* [EXERCISE REQUIREMENTS] State the number of lines where "Balance" appears. Add nothing else.

* [TASK INPUTS]
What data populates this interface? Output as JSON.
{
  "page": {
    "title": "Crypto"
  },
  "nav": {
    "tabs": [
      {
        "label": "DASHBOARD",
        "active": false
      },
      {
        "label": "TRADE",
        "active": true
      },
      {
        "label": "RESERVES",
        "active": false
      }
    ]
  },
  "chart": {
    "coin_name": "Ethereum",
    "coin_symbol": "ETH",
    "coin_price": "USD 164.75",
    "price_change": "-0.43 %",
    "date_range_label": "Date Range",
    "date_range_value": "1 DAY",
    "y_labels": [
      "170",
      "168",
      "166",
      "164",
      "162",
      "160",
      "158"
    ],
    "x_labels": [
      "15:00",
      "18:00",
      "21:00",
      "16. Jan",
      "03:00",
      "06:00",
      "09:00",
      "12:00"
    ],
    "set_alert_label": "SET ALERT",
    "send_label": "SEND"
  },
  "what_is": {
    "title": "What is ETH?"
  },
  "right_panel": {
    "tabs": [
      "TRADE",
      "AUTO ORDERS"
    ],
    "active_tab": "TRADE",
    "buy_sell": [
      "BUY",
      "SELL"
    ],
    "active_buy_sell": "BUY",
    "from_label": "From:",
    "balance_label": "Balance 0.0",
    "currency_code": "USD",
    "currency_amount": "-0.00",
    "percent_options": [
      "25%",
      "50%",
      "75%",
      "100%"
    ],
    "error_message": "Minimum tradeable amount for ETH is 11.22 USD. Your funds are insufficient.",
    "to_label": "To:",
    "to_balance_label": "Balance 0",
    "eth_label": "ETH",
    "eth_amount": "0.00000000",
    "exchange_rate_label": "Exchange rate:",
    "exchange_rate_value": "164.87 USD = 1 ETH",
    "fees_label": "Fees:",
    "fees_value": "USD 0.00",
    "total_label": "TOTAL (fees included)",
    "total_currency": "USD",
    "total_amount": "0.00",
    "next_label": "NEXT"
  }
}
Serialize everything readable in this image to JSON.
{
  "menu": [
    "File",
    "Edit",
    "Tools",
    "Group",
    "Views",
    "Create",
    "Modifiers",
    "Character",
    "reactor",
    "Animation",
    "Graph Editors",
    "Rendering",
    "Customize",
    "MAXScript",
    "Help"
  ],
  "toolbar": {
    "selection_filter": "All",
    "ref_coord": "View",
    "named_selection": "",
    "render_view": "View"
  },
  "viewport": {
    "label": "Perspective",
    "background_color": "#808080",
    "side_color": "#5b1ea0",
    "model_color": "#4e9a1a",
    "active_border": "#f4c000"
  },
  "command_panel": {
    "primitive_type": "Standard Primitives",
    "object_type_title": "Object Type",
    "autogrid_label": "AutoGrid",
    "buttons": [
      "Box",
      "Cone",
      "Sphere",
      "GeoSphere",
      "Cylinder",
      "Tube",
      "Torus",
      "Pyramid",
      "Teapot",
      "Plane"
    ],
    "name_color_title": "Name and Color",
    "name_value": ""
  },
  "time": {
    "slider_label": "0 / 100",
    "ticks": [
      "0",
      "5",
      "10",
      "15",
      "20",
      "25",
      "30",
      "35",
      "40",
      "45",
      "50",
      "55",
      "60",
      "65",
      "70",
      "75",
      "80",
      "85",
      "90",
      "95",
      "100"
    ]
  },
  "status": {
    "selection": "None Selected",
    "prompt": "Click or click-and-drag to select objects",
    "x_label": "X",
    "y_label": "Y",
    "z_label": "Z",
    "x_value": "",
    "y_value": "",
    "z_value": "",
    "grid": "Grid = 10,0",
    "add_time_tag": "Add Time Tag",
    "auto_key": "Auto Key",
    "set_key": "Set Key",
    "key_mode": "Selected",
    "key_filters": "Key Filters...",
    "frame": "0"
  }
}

* [SOLUTION BELOW] 2